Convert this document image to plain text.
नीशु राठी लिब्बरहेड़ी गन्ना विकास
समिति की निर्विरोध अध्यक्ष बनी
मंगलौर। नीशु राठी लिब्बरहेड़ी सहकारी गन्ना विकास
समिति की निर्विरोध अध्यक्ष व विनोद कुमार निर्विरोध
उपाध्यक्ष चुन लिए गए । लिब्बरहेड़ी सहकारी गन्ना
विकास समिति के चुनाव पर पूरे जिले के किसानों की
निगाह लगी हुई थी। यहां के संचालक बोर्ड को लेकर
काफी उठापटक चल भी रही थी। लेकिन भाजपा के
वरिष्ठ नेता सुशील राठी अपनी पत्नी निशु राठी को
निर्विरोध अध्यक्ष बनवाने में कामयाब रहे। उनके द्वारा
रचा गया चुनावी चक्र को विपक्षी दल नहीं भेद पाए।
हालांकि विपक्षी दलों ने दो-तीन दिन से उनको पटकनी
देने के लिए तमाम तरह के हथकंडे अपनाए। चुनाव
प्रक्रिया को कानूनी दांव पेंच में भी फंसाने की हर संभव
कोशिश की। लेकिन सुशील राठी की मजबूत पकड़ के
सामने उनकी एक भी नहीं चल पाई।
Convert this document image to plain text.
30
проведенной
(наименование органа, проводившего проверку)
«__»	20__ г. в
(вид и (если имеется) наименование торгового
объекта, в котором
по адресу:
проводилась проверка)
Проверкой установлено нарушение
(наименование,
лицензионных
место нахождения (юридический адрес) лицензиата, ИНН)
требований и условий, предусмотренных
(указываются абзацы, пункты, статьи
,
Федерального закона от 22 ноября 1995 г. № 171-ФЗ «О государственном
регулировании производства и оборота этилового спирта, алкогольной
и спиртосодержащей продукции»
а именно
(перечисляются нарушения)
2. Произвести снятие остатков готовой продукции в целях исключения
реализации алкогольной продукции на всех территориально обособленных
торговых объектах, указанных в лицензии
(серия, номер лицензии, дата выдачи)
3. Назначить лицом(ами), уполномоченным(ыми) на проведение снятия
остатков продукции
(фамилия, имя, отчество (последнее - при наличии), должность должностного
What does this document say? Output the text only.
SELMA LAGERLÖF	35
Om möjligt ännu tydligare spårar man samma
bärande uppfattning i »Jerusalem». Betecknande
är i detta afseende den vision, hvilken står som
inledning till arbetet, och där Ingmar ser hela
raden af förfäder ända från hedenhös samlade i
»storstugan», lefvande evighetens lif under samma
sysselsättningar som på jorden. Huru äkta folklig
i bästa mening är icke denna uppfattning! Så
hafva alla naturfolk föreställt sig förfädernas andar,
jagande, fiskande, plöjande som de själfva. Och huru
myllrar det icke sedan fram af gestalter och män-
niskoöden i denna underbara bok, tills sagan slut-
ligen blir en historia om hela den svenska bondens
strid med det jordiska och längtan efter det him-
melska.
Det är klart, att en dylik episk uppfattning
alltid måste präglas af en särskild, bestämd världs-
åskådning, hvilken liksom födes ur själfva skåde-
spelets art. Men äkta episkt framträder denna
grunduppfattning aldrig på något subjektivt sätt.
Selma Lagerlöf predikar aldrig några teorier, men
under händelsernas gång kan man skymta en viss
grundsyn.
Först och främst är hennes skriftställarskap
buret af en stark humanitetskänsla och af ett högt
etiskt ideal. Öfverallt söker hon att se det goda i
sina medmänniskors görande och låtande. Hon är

• **Aim**
Restate the data above word for word, please.

• **Finished exercise**
Convert this document image to plain text.
नीशु राठी लिब्बरहेड़ी गन्ना विकास
समिति की निर्विरोध अध्यक्ष बनी
मंगलौर। नीशु राठी लिब्बरहेड़ी सहकारी गन्ना विकास
समिति की निर्विरोध अध्यक्ष व विनोद कुमार निर्विरोध
उपाध्यक्ष चुन लिए गए । लिब्बरहेड़ी सहकारी गन्ना
विकास समिति के चुनाव पर पूरे जिले के किसानों की
निगाह लगी हुई थी। यहां के संचालक बोर्ड को लेकर
काफी उठापटक चल भी रही थी। लेकिन भाजपा के
वरिष्ठ नेता सुशील राठी अपनी पत्नी निशु राठी को
निर्विरोध अध्यक्ष बनवाने में कामयाब रहे। उनके द्वारा
रचा गया चुनावी चक्र को विपक्षी दल नहीं भेद पाए।
हालांकि विपक्षी दलों ने दो-तीन दिन से उनको पटकनी
देने के लिए तमाम तरह के हथकंडे अपनाए। चुनाव
प्रक्रिया को कानूनी दांव पेंच में भी फंसाने की हर संभव
कोशिश की। लेकिन सुशील राठी की मजबूत पकड़ के
सामने उनकी एक भी नहीं चल पाई।
Convert this document image to plain text.
30
проведенной
(наименование органа, проводившего проверку)
«__»	20__ г. в
(вид и (если имеется) наименование торгового
объекта, в котором
по адресу:
проводилась проверка)
Проверкой установлено нарушение
(наименование,
лицензионных
место нахождения (юридический адрес) лицензиата, ИНН)
требований и условий, предусмотренных
(указываются абзацы, пункты, статьи
,
Федерального закона от 22 ноября 1995 г. № 171-ФЗ «О государственном
регулировании производства и оборота этилового спирта, алкогольной
и спиртосодержащей продукции»
а именно
(перечисляются нарушения)
2. Произвести снятие остатков готовой продукции в целях исключения
реализации алкогольной продукции на всех территориально обособленных
торговых объектах, указанных в лицензии
(серия, номер лицензии, дата выдачи)
3. Назначить лицом(ами), уполномоченным(ыми) на проведение снятия
остатков продукции
(фамилия, имя, отчество (последнее - при наличии), должность должностного
What does this document say? Output the text only.
SELMA LAGERLÖF	35
Om möjligt ännu tydligare spårar man samma
bärande uppfattning i »Jerusalem». Betecknande
är i detta afseende den vision, hvilken står som
inledning till arbetet, och där Ingmar ser hela
raden af förfäder ända från hedenhös samlade i
»storstugan», lefvande evighetens lif under samma
sysselsättningar som på jorden. Huru äkta folklig
i bästa mening är icke denna uppfattning! Så
hafva alla naturfolk föreställt sig förfädernas andar,
jagande, fiskande, plöjande som de själfva. Och huru
myllrar det icke sedan fram af gestalter och män-
niskoöden i denna underbara bok, tills sagan slut-
ligen blir en historia om hela den svenska bondens
strid med det jordiska och längtan efter det him-
melska.
Det är klart, att en dylik episk uppfattning
alltid måste präglas af en särskild, bestämd världs-
åskådning, hvilken liksom födes ur själfva skåde-
spelets art. Men äkta episkt framträder denna
grunduppfattning aldrig på något subjektivt sätt.
Selma Lagerlöf predikar aldrig några teorier, men
under händelsernas gång kan man skymta en viss
grundsyn.
Först och främst är hennes skriftställarskap
buret af en stark humanitetskänsla och af ett högt
etiskt ideal. Öfverallt söker hon att se det goda i
sina medmänniskors görande och låtande. Hon är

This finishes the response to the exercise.